Work to be completed: Where does the string "have" appear in the records? Copy every line that contains it.

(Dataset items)
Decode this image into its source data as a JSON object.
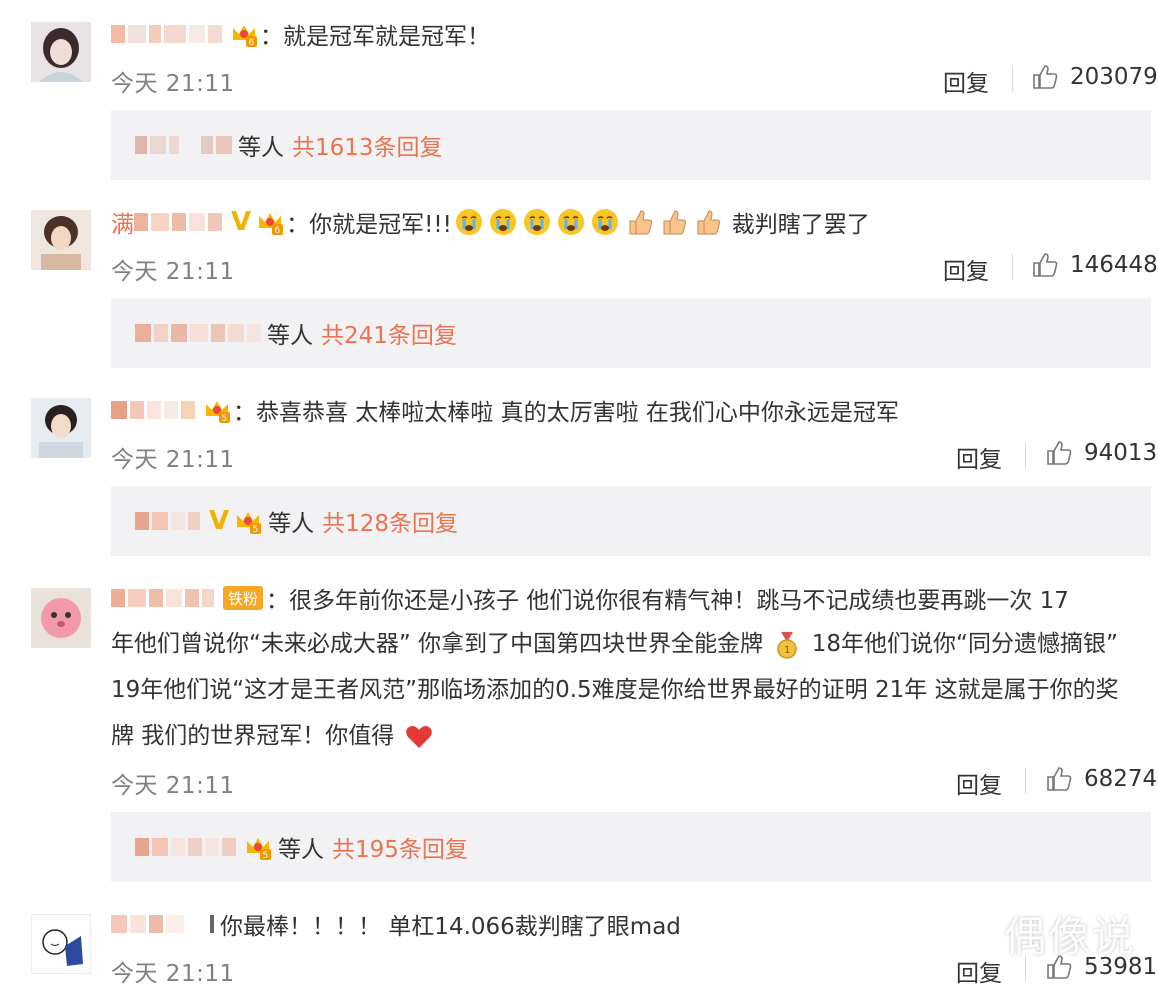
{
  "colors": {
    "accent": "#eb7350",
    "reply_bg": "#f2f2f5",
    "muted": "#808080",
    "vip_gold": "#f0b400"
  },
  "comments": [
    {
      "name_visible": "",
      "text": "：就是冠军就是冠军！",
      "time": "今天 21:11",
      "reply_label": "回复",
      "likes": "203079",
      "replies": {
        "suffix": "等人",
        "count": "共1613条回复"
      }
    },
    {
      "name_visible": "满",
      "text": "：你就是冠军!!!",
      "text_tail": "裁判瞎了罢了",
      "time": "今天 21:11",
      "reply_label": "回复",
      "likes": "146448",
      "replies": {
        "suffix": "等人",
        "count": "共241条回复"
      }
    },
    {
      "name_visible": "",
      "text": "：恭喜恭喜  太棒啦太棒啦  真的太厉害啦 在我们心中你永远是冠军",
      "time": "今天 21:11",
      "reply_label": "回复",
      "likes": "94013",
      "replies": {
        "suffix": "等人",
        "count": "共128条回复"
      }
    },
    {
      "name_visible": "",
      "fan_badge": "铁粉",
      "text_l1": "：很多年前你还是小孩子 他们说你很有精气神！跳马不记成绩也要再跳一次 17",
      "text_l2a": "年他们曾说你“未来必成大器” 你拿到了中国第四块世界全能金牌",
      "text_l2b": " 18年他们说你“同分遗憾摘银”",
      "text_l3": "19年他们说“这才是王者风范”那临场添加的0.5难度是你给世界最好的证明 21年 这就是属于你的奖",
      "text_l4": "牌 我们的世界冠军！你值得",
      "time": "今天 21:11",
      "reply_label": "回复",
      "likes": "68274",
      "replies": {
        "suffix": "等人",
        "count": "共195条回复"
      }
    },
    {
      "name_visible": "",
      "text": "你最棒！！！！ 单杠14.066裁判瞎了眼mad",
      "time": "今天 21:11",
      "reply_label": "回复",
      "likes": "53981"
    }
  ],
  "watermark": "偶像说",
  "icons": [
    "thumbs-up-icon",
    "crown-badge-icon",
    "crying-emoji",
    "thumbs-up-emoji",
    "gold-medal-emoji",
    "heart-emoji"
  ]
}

--

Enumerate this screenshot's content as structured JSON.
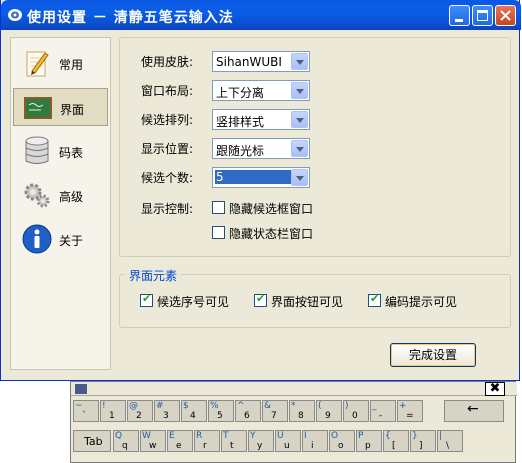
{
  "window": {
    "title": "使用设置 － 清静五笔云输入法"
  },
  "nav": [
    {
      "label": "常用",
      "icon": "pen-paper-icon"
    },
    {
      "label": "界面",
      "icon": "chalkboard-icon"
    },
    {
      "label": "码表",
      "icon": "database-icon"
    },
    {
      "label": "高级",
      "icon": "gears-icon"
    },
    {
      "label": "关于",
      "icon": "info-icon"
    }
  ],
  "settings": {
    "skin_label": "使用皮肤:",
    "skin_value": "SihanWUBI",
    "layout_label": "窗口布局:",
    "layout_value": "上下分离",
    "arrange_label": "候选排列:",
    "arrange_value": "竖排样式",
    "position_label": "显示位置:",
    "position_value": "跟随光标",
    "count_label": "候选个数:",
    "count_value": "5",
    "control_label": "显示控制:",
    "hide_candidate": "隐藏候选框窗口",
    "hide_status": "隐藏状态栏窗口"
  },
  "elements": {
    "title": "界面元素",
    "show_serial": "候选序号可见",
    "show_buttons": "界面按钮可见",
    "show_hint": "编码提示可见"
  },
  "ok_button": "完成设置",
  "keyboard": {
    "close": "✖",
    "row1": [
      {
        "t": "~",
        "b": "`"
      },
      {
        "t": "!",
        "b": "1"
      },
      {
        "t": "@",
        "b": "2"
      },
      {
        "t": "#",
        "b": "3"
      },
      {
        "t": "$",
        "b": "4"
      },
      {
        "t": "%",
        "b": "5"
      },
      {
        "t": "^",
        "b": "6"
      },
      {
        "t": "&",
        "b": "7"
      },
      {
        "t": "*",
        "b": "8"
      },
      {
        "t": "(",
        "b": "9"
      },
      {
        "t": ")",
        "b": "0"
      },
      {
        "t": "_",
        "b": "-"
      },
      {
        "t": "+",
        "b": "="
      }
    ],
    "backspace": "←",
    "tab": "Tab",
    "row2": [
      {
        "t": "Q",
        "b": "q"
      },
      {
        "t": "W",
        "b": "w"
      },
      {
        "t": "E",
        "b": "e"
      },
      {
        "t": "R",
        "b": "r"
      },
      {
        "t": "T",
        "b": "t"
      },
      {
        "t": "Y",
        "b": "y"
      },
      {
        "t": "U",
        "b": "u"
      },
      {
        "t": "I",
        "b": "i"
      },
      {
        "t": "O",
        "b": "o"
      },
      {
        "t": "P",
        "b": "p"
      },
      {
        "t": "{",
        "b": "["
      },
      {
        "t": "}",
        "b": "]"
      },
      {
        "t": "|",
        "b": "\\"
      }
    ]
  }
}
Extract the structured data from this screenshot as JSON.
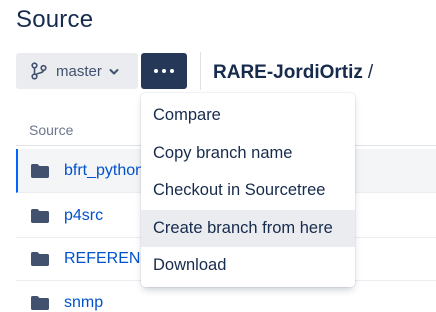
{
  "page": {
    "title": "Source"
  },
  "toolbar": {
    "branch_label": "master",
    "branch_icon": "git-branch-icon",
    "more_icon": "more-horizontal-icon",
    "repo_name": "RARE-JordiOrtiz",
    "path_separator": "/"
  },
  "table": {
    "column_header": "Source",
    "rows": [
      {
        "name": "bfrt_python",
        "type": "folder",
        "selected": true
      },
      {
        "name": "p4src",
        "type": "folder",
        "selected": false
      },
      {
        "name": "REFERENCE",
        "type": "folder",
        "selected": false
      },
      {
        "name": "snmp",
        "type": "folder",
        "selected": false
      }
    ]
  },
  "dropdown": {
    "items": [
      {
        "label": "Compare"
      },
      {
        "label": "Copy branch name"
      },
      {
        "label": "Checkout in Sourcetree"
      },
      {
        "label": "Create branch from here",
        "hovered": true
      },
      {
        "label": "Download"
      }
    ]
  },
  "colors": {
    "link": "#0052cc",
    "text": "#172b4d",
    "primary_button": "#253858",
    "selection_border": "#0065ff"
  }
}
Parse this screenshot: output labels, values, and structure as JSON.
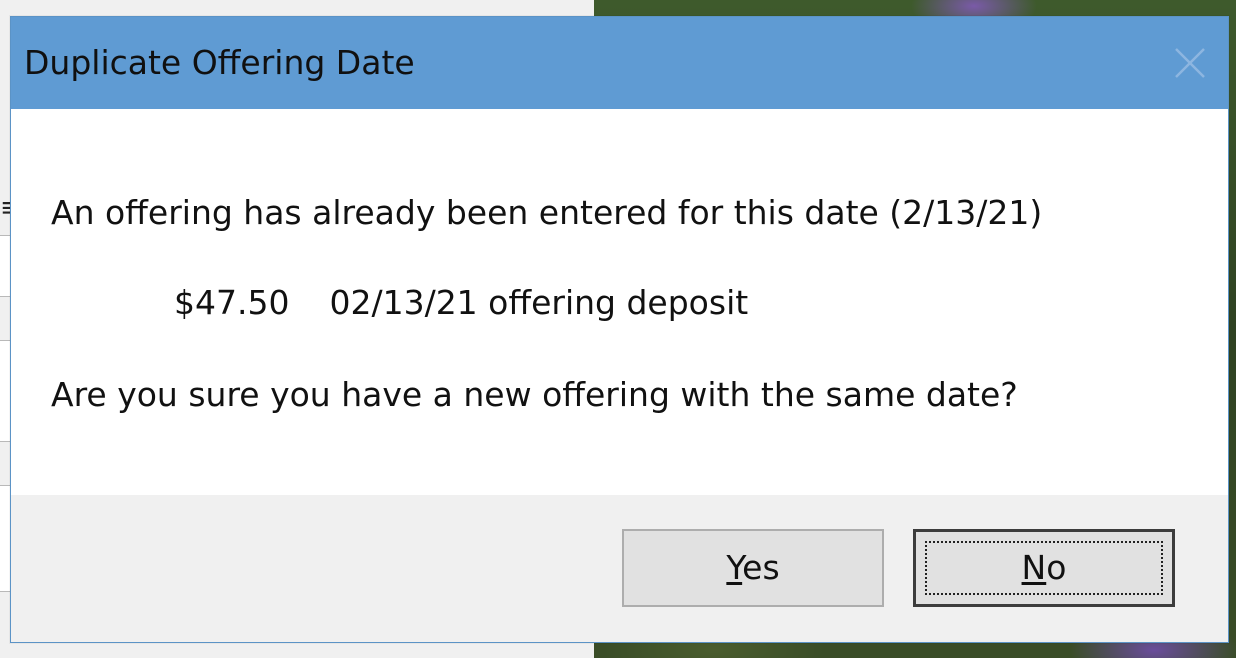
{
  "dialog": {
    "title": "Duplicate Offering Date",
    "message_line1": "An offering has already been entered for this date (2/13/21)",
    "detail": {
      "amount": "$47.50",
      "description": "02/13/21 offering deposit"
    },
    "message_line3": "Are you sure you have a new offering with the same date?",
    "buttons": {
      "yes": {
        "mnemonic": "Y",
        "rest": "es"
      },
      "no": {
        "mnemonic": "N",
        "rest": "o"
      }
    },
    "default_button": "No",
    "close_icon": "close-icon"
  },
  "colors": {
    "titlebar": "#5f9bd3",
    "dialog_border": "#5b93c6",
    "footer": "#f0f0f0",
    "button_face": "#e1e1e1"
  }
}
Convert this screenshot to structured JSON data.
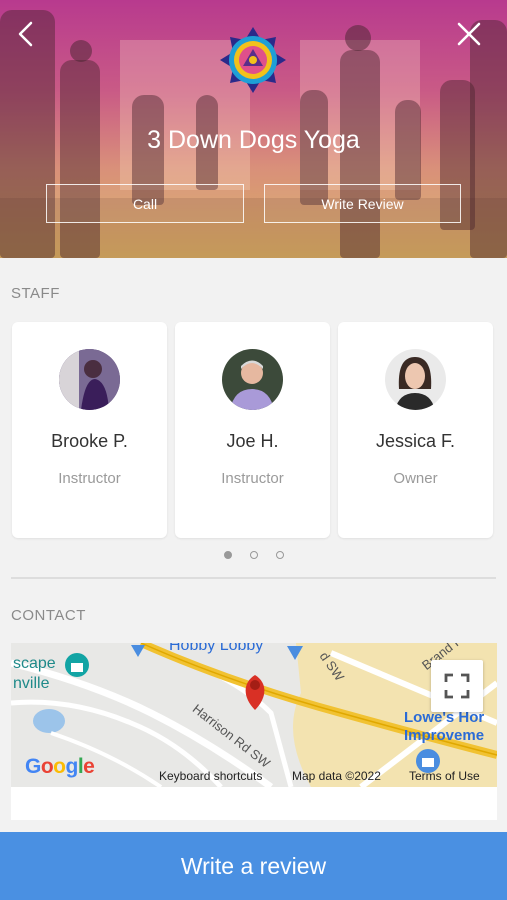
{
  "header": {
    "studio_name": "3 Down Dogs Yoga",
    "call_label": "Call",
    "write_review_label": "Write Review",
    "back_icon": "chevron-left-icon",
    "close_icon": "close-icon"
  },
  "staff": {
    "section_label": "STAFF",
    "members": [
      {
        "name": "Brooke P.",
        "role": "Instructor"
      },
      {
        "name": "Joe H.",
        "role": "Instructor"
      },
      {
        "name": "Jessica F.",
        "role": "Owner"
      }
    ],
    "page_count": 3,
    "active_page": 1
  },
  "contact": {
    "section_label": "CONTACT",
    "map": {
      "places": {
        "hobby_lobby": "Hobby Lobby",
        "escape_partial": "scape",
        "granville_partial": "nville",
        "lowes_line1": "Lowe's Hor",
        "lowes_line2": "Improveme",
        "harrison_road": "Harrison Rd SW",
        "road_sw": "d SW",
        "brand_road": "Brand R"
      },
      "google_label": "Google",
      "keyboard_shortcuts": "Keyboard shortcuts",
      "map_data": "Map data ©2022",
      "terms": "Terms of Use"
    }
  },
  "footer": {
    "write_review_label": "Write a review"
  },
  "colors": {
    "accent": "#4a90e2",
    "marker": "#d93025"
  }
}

* * *

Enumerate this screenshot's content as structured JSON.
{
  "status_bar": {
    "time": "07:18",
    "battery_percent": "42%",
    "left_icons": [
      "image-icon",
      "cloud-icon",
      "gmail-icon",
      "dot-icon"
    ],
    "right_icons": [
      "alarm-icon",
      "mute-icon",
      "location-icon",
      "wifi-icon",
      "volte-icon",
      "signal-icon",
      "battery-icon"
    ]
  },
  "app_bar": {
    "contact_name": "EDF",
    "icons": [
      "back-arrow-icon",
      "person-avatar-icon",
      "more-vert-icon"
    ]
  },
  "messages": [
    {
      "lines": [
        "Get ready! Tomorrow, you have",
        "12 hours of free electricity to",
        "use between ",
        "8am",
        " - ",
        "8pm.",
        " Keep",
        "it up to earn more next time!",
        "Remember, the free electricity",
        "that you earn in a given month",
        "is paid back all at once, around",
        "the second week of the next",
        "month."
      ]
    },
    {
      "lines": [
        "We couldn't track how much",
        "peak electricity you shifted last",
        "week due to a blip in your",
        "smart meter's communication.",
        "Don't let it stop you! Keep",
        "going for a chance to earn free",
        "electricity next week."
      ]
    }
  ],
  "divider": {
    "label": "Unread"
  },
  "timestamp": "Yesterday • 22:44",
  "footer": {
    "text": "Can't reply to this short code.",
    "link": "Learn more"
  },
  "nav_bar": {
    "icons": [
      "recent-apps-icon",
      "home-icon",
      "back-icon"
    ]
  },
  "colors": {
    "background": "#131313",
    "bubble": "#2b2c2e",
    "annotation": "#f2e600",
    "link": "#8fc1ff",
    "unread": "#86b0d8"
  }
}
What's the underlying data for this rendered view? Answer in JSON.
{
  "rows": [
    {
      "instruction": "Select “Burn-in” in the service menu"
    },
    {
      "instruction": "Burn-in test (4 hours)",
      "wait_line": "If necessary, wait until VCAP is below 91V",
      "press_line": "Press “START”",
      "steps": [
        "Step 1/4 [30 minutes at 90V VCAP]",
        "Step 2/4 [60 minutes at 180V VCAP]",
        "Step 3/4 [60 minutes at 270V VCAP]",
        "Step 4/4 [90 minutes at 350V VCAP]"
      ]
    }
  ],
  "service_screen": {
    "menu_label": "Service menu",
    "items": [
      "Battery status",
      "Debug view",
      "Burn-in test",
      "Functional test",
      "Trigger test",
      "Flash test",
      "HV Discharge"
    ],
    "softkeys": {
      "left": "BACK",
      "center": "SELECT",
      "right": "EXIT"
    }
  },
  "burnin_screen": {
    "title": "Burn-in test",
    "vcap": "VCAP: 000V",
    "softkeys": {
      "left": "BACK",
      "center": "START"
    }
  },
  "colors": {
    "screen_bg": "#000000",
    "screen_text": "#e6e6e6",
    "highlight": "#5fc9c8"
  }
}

Result for this exercise:
    "message_line3": "Are you sure you have a new offering with the same date?",
        "Get ready! Tomorrow, you have",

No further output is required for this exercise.